---------- Entries provided ----------
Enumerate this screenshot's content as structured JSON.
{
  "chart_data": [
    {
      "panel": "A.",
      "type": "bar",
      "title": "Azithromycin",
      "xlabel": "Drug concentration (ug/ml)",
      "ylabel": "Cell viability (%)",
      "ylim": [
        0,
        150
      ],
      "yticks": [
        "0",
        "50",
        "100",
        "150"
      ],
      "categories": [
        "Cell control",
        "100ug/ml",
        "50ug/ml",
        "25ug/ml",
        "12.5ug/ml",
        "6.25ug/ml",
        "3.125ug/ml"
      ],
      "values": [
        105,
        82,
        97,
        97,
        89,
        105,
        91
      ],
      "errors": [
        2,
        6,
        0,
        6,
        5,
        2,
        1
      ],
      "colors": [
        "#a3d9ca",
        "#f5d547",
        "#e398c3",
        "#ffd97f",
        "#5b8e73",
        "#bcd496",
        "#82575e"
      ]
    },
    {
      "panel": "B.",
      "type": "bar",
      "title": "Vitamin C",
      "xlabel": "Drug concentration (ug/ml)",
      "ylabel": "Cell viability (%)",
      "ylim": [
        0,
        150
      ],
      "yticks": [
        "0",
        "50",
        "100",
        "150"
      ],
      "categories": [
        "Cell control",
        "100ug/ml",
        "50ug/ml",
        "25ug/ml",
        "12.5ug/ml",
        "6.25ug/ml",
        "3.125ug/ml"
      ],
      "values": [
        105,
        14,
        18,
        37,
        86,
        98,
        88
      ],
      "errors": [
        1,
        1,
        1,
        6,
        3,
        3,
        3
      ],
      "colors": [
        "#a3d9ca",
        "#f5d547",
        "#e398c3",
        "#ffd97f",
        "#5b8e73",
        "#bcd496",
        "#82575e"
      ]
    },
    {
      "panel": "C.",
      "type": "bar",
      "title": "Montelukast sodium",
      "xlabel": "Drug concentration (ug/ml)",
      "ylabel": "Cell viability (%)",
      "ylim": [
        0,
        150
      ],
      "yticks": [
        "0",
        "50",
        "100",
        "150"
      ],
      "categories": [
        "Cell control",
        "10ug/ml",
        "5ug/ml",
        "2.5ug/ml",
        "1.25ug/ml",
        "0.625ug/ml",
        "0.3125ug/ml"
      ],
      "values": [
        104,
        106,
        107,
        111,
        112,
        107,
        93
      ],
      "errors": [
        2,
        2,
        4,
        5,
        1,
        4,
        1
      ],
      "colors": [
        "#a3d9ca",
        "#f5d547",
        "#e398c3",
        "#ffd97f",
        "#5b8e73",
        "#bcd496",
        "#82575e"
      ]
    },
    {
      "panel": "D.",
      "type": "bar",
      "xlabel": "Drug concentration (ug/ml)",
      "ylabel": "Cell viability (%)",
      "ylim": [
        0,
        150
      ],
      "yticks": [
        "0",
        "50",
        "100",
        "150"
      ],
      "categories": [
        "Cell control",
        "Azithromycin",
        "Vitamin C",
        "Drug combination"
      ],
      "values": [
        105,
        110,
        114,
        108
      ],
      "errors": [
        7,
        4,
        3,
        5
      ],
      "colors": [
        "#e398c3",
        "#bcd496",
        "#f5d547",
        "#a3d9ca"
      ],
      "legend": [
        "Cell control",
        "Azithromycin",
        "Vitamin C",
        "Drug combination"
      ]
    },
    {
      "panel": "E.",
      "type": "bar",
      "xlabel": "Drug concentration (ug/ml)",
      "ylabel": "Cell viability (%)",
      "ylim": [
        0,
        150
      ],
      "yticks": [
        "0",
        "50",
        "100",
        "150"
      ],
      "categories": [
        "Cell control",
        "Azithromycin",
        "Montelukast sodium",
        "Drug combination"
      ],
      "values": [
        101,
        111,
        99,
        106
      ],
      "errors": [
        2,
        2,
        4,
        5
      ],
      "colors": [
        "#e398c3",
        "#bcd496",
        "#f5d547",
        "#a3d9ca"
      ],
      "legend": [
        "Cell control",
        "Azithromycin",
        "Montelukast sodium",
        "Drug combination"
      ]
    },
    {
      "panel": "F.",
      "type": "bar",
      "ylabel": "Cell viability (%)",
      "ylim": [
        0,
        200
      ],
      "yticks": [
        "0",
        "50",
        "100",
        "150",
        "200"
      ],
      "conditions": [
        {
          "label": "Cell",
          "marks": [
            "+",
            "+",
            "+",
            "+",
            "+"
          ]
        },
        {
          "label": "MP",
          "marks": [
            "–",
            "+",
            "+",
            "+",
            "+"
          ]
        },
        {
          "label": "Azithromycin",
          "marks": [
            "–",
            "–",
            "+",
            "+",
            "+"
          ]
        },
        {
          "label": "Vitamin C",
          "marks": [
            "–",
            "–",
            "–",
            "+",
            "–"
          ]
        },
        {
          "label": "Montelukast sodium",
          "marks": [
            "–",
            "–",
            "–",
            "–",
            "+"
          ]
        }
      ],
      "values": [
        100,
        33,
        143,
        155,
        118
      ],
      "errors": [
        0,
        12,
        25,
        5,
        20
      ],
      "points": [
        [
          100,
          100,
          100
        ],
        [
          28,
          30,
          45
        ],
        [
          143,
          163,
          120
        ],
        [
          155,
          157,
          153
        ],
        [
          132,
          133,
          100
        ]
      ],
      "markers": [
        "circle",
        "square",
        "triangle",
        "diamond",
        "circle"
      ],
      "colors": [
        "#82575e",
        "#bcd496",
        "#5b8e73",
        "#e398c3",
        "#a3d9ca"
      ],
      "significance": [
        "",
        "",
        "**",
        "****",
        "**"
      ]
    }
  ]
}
----------
| What is required |
In the records above, how many lines include the string "Montelukast"? Answer with only the number.

| Task output |
4